__OBJECTIVE__. Without the pictures, print each of the records below exactly as it appears.

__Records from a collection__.

------------------------

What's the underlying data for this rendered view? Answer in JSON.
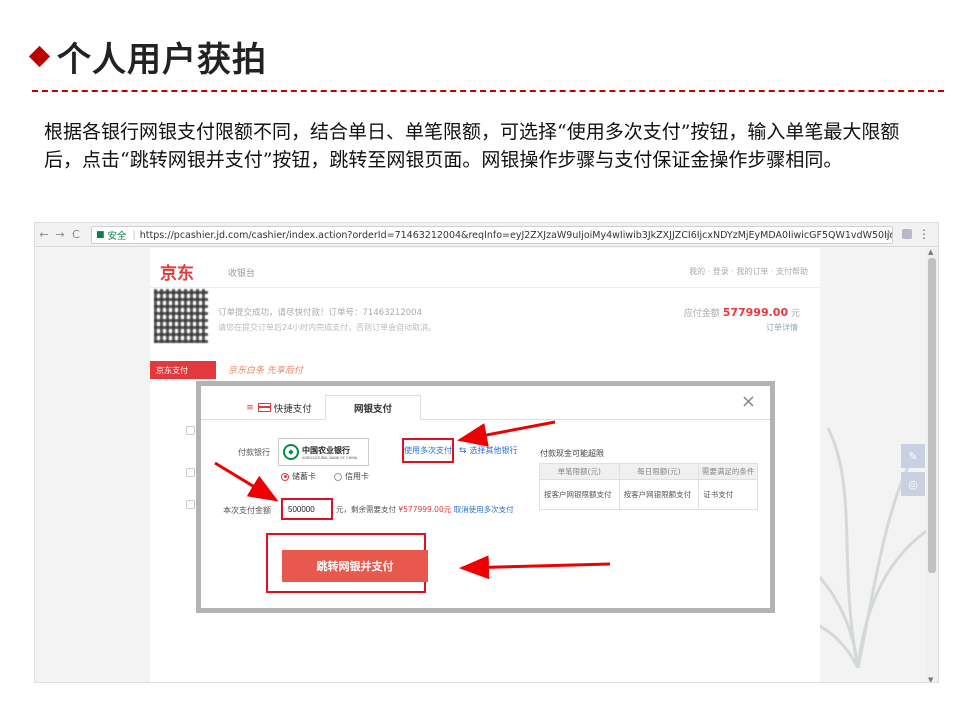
{
  "slide": {
    "title": "个人用户获拍",
    "paragraph": "根据各银行网银支付限额不同，结合单日、单笔限额，可选择“使用多次支付”按钮，输入单笔最大限额后，点击“跳转网银并支付”按钮，跳转至网银页面。网银操作步骤与支付保证金操作步骤相同。",
    "accent_color": "#c00000"
  },
  "browser": {
    "secure_label": "安全",
    "url": "https://pcashier.jd.com/cashier/index.action?orderId=71463212004&reqInfo=eyJ2ZXJzaW9uIjoiMy4wIiwib3JkZXJJZCI6IjcxNDYzMjEyMDA0IiwicGF5QW1vdW50Ijoi..."
  },
  "jd_page": {
    "logo": "京东",
    "cashier_label": "收银台",
    "header_links": "我的 · 登录 · 我的订单 · 支付帮助",
    "order_info": "订单提交成功，请尽快付款！订单号：71463212004",
    "order_info2": "请您在提交订单后24小时内完成支付，否则订单会自动取消。",
    "amount_prefix": "应付金额",
    "amount_value": "577999.00",
    "amount_suffix": "元",
    "detail_link": "订单详情",
    "badge": "京东支付",
    "slogan": "京东白条 先享后付"
  },
  "dialog": {
    "tab_quick": "快捷支付",
    "tab_netbank": "网银支付",
    "close": "×",
    "pay_bank_label": "付款银行",
    "bank_name_cn": "中国农业银行",
    "bank_name_en": "AGRICULTURAL BANK OF CHINA",
    "multi_pay": "使用多次支付",
    "other_bank": "选择其他银行",
    "card_debit": "储蓄卡",
    "card_credit": "信用卡",
    "amount_label": "本次支付金额",
    "amount_input": "500000",
    "unit": "元，剩余需要支付",
    "remaining": "¥577999.00元",
    "cancel_multi": "取消使用多次支付",
    "limit_title": "付款现金可能超限",
    "limit_headers": [
      "单笔限额(元)",
      "每日限额(元)",
      "需要满足的条件"
    ],
    "limit_row": [
      "按客户网银限额支付",
      "按客户网银限额支付",
      "证书支付"
    ],
    "pay_button": "跳转网银并支付"
  }
}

------------------------

__REPLY TO THE TASK__.
What's the underlying data for this rendered view? Answer in JSON.
{
  "slide": {
    "title": "个人用户获拍",
    "paragraph": "根据各银行网银支付限额不同，结合单日、单笔限额，可选择“使用多次支付”按钮，输入单笔最大限额后，点击“跳转网银并支付”按钮，跳转至网银页面。网银操作步骤与支付保证金操作步骤相同。",
    "accent_color": "#c00000"
  },
  "browser": {
    "secure_label": "安全",
    "url": "https://pcashier.jd.com/cashier/index.action?orderId=71463212004&reqInfo=eyJ2ZXJzaW9uIjoiMy4wIiwib3JkZXJJZCI6IjcxNDYzMjEyMDA0IiwicGF5QW1vdW50Ijoi..."
  },
  "jd_page": {
    "logo": "京东",
    "cashier_label": "收银台",
    "header_links": "我的 · 登录 · 我的订单 · 支付帮助",
    "order_info": "订单提交成功，请尽快付款！订单号：71463212004",
    "order_info2": "请您在提交订单后24小时内完成支付，否则订单会自动取消。",
    "amount_prefix": "应付金额",
    "amount_value": "577999.00",
    "amount_suffix": "元",
    "detail_link": "订单详情",
    "badge": "京东支付",
    "slogan": "京东白条 先享后付"
  },
  "dialog": {
    "tab_quick": "快捷支付",
    "tab_netbank": "网银支付",
    "close": "×",
    "pay_bank_label": "付款银行",
    "bank_name_cn": "中国农业银行",
    "bank_name_en": "AGRICULTURAL BANK OF CHINA",
    "multi_pay": "使用多次支付",
    "other_bank": "选择其他银行",
    "card_debit": "储蓄卡",
    "card_credit": "信用卡",
    "amount_label": "本次支付金额",
    "amount_input": "500000",
    "unit": "元，剩余需要支付",
    "remaining": "¥577999.00元",
    "cancel_multi": "取消使用多次支付",
    "limit_title": "付款现金可能超限",
    "limit_headers": [
      "单笔限额(元)",
      "每日限额(元)",
      "需要满足的条件"
    ],
    "limit_row": [
      "按客户网银限额支付",
      "按客户网银限额支付",
      "证书支付"
    ],
    "pay_button": "跳转网银并支付"
  }
}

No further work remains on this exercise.